======== Dataset records ========

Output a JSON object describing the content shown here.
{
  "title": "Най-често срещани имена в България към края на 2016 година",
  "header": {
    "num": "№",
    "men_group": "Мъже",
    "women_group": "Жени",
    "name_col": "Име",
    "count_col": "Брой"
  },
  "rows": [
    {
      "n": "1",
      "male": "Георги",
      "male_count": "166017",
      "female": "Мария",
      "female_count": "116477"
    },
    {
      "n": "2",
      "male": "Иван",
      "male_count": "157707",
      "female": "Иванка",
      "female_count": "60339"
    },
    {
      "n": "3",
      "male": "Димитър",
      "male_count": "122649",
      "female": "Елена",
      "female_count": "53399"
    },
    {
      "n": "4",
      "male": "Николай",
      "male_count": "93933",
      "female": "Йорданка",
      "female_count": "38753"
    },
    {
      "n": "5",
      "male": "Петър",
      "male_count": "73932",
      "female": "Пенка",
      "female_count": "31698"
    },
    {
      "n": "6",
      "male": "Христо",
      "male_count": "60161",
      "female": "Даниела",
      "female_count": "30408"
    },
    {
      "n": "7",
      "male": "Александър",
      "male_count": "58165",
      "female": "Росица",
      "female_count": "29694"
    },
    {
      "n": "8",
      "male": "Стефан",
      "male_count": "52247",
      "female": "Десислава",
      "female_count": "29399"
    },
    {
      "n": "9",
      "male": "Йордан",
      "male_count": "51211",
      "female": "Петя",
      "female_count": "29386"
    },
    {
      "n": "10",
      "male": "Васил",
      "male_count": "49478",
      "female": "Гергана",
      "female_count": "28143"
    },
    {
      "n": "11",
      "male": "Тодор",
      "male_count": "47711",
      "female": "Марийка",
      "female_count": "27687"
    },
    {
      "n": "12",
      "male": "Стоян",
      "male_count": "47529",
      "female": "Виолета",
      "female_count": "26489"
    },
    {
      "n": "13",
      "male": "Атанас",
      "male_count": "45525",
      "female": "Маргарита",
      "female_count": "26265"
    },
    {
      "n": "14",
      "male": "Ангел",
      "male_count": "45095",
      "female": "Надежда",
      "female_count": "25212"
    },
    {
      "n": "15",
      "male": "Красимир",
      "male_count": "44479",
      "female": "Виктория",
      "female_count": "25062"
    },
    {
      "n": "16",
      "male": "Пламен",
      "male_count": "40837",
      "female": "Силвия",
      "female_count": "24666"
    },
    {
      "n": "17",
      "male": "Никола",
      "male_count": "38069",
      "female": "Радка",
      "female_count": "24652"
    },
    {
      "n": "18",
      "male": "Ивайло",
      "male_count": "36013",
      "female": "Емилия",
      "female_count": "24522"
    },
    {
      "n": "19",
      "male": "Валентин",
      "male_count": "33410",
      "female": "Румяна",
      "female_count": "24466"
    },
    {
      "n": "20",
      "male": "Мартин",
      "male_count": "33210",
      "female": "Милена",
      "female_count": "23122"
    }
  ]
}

========

### Written exercise:
Each entry above needs to be retyped exactly.

### The result:
Output a JSON object describing the content shown here.
{
  "title": "Най-често срещани имена в България към края на 2016 година",
  "header": {
    "num": "№",
    "men_group": "Мъже",
    "women_group": "Жени",
    "name_col": "Име",
    "count_col": "Брой"
  },
  "rows": [
    {
      "n": "1",
      "male": "Георги",
      "male_count": "166017",
      "female": "Мария",
      "female_count": "116477"
    },
    {
      "n": "2",
      "male": "Иван",
      "male_count": "157707",
      "female": "Иванка",
      "female_count": "60339"
    },
    {
      "n": "3",
      "male": "Димитър",
      "male_count": "122649",
      "female": "Елена",
      "female_count": "53399"
    },
    {
      "n": "4",
      "male": "Николай",
      "male_count": "93933",
      "female": "Йорданка",
      "female_count": "38753"
    },
    {
      "n": "5",
      "male": "Петър",
      "male_count": "73932",
      "female": "Пенка",
      "female_count": "31698"
    },
    {
      "n": "6",
      "male": "Христо",
      "male_count": "60161",
      "female": "Даниела",
      "female_count": "30408"
    },
    {
      "n": "7",
      "male": "Александър",
      "male_count": "58165",
      "female": "Росица",
      "female_count": "29694"
    },
    {
      "n": "8",
      "male": "Стефан",
      "male_count": "52247",
      "female": "Десислава",
      "female_count": "29399"
    },
    {
      "n": "9",
      "male": "Йордан",
      "male_count": "51211",
      "female": "Петя",
      "female_count": "29386"
    },
    {
      "n": "10",
      "male": "Васил",
      "male_count": "49478",
      "female": "Гергана",
      "female_count": "28143"
    },
    {
      "n": "11",
      "male": "Тодор",
      "male_count": "47711",
      "female": "Марийка",
      "female_count": "27687"
    },
    {
      "n": "12",
      "male": "Стоян",
      "male_count": "47529",
      "female": "Виолета",
      "female_count": "26489"
    },
    {
      "n": "13",
      "male": "Атанас",
      "male_count": "45525",
      "female": "Маргарита",
      "female_count": "26265"
    },
    {
      "n": "14",
      "male": "Ангел",
      "male_count": "45095",
      "female": "Надежда",
      "female_count": "25212"
    },
    {
      "n": "15",
      "male": "Красимир",
      "male_count": "44479",
      "female": "Виктория",
      "female_count": "25062"
    },
    {
      "n": "16",
      "male": "Пламен",
      "male_count": "40837",
      "female": "Силвия",
      "female_count": "24666"
    },
    {
      "n": "17",
      "male": "Никола",
      "male_count": "38069",
      "female": "Радка",
      "female_count": "24652"
    },
    {
      "n": "18",
      "male": "Ивайло",
      "male_count": "36013",
      "female": "Емилия",
      "female_count": "24522"
    },
    {
      "n": "19",
      "male": "Валентин",
      "male_count": "33410",
      "female": "Румяна",
      "female_count": "24466"
    },
    {
      "n": "20",
      "male": "Мартин",
      "male_count": "33210",
      "female": "Милена",
      "female_count": "23122"
    }
  ]
}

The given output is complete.